Rows from a figure dataset
::::
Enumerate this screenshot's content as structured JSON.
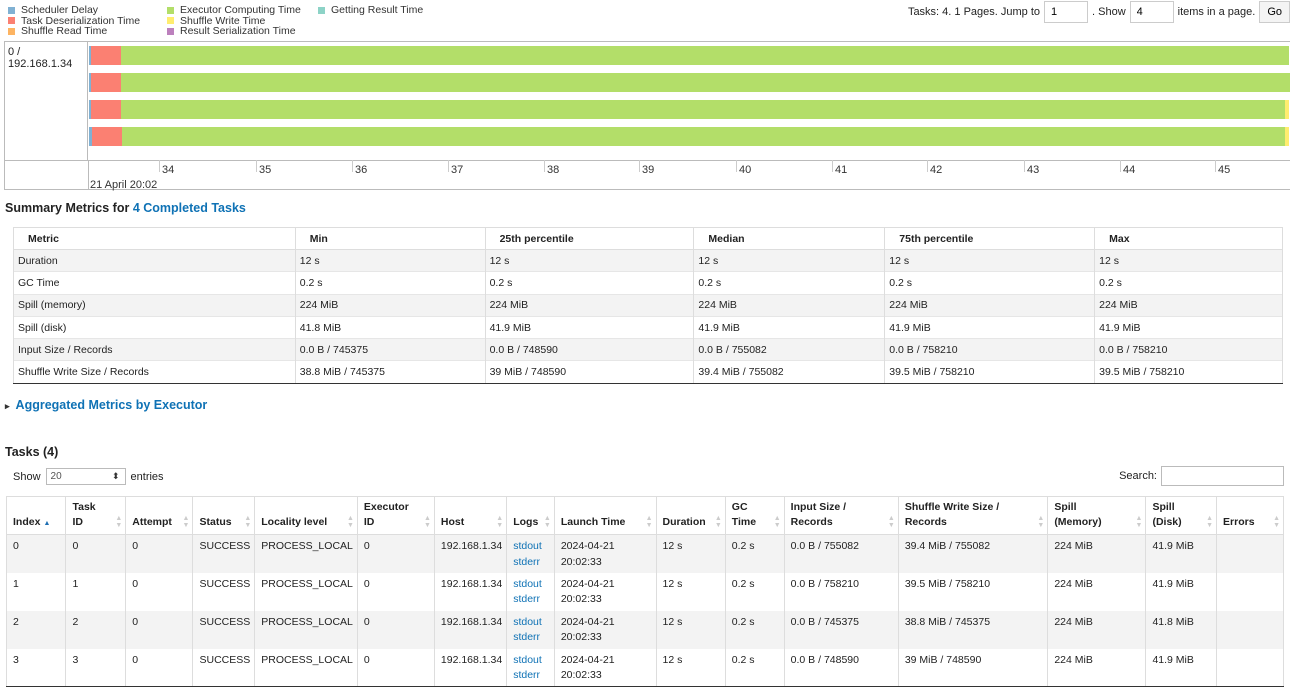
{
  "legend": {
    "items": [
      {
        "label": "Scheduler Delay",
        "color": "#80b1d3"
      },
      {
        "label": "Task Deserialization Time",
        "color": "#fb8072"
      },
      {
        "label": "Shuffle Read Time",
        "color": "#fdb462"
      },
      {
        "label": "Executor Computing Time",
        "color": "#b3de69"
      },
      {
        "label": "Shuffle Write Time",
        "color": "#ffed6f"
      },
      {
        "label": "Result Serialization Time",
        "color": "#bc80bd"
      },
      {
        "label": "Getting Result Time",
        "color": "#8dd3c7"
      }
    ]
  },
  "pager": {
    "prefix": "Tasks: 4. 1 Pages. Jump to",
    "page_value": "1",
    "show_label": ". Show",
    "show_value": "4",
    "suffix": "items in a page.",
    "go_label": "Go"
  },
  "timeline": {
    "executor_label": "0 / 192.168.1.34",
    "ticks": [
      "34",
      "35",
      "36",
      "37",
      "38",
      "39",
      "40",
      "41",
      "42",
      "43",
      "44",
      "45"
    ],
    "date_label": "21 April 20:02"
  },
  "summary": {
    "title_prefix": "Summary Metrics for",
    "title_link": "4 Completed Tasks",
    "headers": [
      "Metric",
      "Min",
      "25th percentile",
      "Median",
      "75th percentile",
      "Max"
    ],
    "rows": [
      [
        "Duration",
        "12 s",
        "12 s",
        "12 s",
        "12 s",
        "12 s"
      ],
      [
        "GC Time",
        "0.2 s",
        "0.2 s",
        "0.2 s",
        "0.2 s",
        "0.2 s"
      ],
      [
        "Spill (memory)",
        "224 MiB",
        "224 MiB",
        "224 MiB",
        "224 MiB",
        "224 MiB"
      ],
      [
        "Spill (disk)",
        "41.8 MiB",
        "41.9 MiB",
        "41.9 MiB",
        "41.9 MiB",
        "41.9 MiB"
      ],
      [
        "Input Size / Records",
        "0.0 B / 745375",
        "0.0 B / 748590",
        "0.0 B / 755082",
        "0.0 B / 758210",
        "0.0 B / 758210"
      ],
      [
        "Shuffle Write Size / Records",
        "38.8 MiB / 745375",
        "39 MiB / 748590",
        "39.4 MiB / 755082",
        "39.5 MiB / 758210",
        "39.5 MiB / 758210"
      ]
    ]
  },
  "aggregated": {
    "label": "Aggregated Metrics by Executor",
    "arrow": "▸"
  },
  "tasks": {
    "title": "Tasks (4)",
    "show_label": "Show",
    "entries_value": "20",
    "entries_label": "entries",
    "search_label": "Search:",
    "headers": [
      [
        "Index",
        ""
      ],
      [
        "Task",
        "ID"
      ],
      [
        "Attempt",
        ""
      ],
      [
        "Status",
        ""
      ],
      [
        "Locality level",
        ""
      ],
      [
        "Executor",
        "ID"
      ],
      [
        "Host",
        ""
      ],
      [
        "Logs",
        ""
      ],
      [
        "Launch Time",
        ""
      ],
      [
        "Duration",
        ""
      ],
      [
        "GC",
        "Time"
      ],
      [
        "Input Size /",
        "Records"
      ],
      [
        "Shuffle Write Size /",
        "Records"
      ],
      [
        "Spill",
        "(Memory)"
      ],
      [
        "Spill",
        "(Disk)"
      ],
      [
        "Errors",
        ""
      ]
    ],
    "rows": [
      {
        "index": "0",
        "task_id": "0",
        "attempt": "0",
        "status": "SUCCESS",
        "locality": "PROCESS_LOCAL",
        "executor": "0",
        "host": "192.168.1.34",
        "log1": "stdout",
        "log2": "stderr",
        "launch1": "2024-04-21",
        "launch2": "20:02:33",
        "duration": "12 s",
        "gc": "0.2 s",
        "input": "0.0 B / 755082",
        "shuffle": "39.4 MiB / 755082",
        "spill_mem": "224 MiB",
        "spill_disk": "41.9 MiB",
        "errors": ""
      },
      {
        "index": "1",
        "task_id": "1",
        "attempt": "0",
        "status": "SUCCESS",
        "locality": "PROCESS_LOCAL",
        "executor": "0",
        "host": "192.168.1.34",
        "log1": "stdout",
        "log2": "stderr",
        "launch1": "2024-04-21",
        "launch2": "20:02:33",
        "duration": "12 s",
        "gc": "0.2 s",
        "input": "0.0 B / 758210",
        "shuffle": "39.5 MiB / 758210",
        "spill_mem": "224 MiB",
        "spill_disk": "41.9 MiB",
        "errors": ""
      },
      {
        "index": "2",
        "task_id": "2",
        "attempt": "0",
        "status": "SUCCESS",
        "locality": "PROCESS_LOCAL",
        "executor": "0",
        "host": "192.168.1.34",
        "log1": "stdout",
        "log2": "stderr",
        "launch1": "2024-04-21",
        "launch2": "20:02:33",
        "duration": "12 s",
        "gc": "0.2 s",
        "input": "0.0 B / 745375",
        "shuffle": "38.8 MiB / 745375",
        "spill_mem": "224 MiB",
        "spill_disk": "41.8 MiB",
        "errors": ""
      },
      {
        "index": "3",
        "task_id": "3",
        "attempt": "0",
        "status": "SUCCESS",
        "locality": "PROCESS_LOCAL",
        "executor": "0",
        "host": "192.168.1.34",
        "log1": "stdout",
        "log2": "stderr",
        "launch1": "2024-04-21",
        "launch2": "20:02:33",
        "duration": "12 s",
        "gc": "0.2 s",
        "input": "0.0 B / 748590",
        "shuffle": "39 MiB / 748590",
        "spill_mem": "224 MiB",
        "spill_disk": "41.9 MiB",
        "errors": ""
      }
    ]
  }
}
::::
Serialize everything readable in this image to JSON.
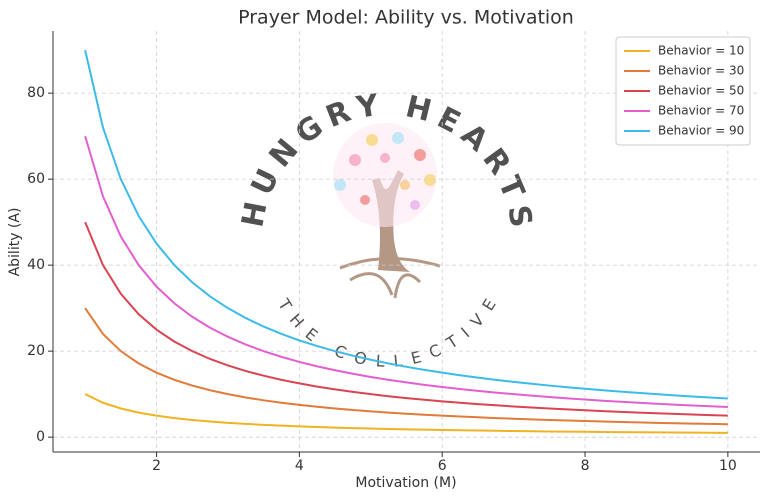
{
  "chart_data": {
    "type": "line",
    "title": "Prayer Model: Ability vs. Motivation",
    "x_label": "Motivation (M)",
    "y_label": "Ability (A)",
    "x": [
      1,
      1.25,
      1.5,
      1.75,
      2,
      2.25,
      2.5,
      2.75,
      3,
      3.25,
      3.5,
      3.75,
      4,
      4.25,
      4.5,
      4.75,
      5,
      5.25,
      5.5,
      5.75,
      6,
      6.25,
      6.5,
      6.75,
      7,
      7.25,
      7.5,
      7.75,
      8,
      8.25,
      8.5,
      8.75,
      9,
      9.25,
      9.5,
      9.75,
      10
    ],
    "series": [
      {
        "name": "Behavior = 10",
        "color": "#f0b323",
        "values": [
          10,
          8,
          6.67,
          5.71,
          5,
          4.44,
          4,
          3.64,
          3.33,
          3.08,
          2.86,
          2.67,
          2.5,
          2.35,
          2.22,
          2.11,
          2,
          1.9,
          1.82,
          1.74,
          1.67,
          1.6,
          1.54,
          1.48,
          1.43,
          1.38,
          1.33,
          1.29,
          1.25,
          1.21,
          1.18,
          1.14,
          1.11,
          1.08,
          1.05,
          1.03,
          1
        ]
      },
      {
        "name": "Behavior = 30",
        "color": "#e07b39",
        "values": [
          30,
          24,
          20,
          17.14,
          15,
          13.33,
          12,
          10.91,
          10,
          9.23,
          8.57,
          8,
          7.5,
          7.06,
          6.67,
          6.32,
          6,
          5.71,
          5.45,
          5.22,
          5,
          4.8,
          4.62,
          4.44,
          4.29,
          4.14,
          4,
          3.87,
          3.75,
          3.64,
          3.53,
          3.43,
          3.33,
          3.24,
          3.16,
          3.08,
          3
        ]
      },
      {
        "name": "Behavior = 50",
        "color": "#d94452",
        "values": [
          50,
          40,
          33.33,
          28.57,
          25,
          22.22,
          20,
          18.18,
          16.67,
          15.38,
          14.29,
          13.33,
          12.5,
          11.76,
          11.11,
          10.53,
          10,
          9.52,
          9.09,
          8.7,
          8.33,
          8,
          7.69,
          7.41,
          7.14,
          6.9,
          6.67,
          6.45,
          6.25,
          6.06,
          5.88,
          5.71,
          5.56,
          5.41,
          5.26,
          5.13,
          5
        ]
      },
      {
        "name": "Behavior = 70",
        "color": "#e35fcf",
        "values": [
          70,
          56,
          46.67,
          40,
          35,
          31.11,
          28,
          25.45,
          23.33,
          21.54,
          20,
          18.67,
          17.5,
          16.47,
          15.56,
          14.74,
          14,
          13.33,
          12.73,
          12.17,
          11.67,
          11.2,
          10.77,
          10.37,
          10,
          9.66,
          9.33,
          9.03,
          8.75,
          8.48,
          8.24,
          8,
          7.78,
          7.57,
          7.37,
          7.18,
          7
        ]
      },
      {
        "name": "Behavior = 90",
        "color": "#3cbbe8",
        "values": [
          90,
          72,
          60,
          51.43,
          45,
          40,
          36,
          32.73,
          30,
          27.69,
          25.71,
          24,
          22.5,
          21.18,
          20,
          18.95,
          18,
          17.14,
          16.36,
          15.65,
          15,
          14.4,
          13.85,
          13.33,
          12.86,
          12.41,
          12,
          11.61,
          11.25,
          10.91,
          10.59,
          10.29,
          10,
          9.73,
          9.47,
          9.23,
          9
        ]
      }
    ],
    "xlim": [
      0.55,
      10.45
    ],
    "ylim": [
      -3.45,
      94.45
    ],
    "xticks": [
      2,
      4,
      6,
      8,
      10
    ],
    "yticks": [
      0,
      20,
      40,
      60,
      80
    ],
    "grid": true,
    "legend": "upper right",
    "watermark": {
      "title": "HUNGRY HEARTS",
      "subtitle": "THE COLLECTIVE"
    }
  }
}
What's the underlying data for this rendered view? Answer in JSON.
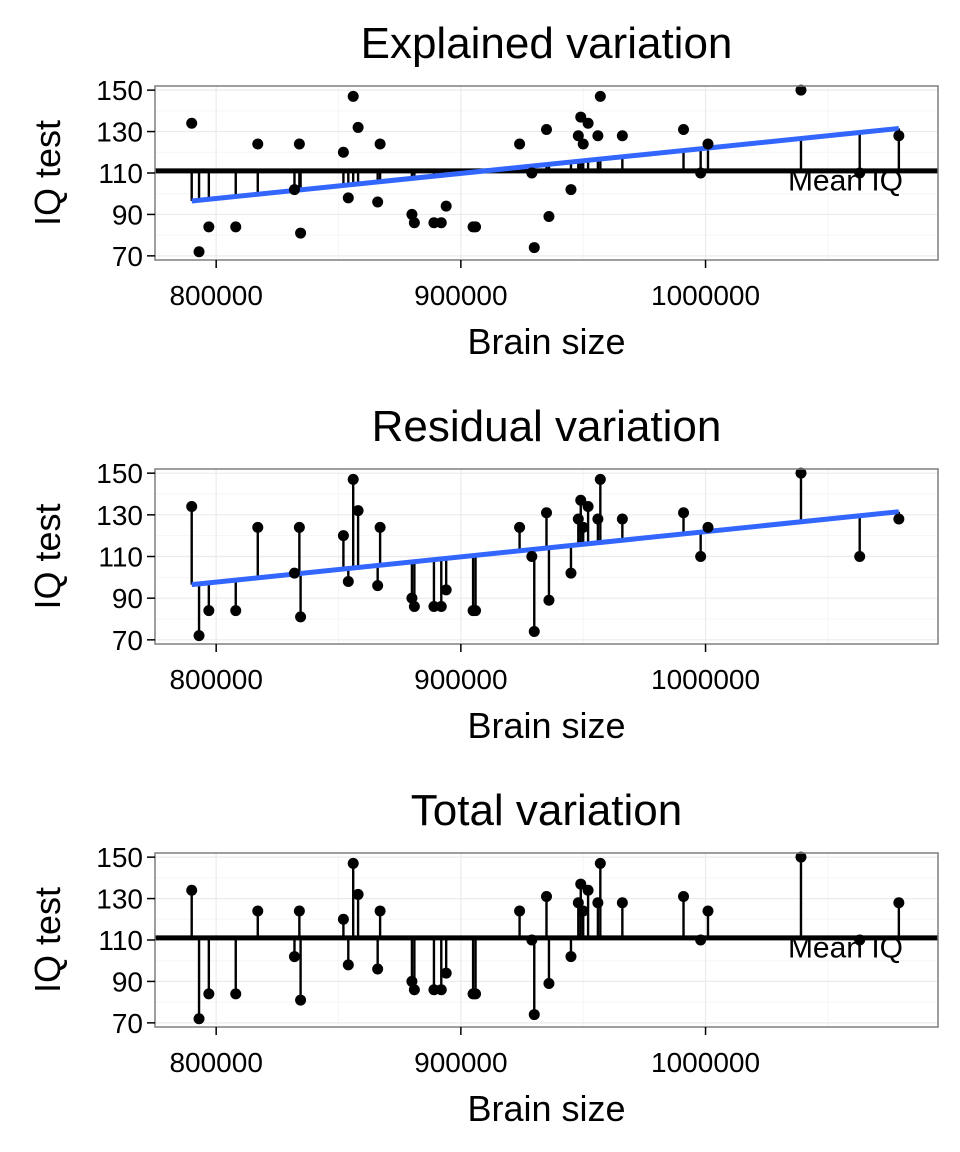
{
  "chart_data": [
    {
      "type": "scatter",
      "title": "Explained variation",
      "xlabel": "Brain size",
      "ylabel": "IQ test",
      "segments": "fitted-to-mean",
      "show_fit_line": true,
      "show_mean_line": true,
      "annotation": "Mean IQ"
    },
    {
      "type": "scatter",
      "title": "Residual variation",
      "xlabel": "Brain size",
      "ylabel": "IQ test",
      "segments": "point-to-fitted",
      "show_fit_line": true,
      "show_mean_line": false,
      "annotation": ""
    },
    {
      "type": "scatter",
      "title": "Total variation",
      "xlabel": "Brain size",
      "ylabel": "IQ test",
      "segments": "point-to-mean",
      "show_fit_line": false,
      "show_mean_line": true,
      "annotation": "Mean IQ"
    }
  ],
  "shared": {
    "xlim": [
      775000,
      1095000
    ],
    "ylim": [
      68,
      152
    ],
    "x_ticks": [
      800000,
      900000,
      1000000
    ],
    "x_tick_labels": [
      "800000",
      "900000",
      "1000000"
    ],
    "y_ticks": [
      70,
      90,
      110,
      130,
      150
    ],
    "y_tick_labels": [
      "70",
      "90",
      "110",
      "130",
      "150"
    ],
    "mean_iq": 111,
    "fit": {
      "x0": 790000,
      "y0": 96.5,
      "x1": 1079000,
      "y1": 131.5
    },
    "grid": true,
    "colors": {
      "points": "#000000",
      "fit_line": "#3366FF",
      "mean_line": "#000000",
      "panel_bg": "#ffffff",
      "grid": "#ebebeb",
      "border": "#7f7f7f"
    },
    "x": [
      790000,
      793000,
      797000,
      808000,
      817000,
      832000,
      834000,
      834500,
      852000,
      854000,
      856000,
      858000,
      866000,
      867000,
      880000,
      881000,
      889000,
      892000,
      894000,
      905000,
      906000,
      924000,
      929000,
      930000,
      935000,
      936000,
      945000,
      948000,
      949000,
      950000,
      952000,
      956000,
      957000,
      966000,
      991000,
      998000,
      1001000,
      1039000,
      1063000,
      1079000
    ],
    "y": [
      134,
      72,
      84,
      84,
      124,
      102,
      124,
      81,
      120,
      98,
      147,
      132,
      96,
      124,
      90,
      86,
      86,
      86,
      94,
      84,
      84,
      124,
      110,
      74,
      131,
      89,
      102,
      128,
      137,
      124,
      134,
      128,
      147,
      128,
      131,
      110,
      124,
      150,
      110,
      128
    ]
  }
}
::::
● **Work to do**
Pull every line containing "Metrics" out of the data above.

● **Correct response**
    "title_prefix": "Summary Metrics for",
    "label": "Aggregated Metrics by Executor",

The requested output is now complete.